*Your instructions*
Find the string "液体是营养液" in the records. Copy every line it appears in.

===== Records supplied

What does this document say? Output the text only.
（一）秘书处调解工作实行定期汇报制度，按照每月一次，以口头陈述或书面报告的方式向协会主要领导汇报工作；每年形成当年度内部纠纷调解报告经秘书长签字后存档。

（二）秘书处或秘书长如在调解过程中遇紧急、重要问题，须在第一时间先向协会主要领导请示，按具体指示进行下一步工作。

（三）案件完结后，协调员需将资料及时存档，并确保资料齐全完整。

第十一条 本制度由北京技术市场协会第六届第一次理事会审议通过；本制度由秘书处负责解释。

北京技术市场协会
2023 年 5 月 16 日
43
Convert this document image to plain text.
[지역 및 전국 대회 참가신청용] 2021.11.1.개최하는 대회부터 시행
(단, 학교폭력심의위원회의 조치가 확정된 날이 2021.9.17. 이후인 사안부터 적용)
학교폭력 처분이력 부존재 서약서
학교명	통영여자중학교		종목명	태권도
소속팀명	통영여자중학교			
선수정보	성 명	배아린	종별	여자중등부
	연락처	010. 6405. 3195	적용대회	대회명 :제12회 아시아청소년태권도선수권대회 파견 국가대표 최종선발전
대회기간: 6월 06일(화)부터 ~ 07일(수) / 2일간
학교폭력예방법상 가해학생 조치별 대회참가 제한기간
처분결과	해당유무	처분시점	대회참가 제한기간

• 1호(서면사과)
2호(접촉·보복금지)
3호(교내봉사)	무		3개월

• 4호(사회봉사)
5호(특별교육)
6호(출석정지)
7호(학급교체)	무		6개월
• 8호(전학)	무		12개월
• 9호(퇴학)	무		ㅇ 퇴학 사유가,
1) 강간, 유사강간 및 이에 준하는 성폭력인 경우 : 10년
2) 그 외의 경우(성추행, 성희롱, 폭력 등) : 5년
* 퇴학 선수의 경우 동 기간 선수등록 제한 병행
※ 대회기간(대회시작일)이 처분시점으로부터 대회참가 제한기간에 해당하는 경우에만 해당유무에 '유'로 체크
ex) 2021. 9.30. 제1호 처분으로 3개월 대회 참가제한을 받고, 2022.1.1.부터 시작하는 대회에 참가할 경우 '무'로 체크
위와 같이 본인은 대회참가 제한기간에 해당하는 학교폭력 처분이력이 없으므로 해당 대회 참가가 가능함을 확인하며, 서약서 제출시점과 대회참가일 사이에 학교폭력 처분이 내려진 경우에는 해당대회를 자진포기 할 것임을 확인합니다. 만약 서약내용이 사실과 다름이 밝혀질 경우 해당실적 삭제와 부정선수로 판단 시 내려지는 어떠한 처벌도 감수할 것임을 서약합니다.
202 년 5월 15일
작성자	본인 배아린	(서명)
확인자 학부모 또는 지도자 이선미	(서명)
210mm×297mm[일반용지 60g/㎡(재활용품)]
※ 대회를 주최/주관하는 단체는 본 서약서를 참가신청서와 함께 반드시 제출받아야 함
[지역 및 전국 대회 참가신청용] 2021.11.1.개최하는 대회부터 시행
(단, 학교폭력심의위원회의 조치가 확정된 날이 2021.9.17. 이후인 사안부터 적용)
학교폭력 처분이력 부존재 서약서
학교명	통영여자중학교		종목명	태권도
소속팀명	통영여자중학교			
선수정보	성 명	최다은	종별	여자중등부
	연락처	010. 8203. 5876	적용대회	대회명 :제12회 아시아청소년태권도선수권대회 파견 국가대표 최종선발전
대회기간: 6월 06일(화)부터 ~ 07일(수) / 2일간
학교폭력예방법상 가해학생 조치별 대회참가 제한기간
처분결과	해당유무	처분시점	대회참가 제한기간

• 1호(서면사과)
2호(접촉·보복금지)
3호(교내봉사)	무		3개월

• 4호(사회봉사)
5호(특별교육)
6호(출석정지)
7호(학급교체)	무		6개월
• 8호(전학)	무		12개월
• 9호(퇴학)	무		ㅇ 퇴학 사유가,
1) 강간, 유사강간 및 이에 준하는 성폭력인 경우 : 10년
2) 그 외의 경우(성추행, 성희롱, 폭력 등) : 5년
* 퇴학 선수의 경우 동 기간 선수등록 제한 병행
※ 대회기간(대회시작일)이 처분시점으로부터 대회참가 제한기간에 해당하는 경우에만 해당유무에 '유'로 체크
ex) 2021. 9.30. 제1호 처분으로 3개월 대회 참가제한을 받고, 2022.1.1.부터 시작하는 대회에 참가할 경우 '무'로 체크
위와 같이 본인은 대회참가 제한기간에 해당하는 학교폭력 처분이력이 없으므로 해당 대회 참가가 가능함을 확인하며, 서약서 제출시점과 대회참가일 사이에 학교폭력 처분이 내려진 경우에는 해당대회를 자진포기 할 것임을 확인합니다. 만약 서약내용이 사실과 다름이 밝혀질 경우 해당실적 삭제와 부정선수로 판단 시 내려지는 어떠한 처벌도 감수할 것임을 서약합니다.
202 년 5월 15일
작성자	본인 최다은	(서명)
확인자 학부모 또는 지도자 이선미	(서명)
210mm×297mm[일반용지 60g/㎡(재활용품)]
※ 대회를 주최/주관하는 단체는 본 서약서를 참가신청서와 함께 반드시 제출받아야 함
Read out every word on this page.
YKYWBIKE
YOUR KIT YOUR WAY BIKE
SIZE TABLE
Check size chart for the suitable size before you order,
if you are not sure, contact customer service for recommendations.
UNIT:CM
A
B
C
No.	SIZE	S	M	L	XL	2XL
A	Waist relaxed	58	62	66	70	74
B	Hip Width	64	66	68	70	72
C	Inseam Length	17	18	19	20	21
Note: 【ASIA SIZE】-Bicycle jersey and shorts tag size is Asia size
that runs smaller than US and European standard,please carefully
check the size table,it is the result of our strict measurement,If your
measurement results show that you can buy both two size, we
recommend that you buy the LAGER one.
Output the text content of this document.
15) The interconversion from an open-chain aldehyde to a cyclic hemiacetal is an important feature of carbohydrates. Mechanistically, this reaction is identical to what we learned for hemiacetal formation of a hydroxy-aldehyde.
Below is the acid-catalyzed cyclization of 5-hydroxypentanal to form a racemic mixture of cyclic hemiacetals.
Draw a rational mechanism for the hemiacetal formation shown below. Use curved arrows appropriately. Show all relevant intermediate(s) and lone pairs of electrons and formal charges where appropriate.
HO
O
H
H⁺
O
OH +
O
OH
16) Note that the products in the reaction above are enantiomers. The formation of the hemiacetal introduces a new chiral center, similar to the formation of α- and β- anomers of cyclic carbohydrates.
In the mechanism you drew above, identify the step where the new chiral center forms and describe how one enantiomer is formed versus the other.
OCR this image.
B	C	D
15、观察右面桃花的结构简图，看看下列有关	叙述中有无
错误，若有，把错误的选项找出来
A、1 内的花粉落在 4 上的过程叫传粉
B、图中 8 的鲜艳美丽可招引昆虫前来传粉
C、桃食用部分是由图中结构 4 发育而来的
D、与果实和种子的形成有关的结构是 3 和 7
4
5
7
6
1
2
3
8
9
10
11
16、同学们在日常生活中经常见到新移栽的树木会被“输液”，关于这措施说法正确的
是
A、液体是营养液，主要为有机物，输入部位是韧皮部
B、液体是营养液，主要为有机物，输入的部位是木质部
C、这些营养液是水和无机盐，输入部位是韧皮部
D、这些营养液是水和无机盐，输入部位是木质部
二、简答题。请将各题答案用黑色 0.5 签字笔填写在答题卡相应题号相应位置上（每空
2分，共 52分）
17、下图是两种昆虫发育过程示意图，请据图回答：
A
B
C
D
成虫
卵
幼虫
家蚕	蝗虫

==========

*Solved problem*
A、液体是营养液，主要为有机物，输入部位是韧皮部
B、液体是营养液，主要为有机物，输入的部位是木质部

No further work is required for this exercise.